EXERCISE AIM ▸
Locate each line containing the string "pieces" and copy it out.

Extracted records:
---
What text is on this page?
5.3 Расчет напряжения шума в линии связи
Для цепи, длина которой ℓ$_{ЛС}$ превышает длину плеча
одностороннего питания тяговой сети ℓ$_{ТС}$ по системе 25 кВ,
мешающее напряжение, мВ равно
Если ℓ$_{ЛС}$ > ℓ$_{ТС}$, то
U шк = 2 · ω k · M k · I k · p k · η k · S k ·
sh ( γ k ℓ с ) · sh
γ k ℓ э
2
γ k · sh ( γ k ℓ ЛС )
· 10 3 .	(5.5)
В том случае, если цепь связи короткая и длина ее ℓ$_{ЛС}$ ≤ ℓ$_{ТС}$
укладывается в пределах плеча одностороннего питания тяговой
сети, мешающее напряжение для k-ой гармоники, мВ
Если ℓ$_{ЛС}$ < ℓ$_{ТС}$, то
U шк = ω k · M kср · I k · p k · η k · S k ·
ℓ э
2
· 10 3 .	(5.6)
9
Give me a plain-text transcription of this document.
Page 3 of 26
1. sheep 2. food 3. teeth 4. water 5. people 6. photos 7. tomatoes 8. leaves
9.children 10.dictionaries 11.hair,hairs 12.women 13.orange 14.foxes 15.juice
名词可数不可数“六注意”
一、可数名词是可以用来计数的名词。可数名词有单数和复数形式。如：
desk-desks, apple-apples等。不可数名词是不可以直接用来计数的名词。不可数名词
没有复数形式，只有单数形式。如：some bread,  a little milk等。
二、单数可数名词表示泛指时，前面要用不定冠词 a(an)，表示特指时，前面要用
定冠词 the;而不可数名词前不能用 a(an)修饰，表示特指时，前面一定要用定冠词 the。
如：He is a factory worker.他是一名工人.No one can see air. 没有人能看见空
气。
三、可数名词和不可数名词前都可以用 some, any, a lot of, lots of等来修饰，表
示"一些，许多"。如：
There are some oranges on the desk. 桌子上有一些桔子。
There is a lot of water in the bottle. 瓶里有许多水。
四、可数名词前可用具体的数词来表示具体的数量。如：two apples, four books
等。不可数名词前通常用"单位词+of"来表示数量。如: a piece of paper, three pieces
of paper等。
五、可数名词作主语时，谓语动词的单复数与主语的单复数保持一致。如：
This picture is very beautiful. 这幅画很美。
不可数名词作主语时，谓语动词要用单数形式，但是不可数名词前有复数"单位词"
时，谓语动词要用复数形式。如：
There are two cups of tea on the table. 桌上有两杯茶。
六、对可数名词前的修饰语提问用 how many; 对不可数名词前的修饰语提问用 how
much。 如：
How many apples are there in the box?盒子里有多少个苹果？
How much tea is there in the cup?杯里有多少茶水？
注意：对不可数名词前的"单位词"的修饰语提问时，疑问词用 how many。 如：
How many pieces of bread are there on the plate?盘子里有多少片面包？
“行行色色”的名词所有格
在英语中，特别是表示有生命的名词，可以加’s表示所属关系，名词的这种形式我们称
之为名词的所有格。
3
---
RESULT OF THIS EXERCISE ▸
等。不可数名词前通常用"单位词+of"来表示数量。如: a piece of paper, three pieces
How many pieces of bread are there on the plate?盘子里有多少片面包？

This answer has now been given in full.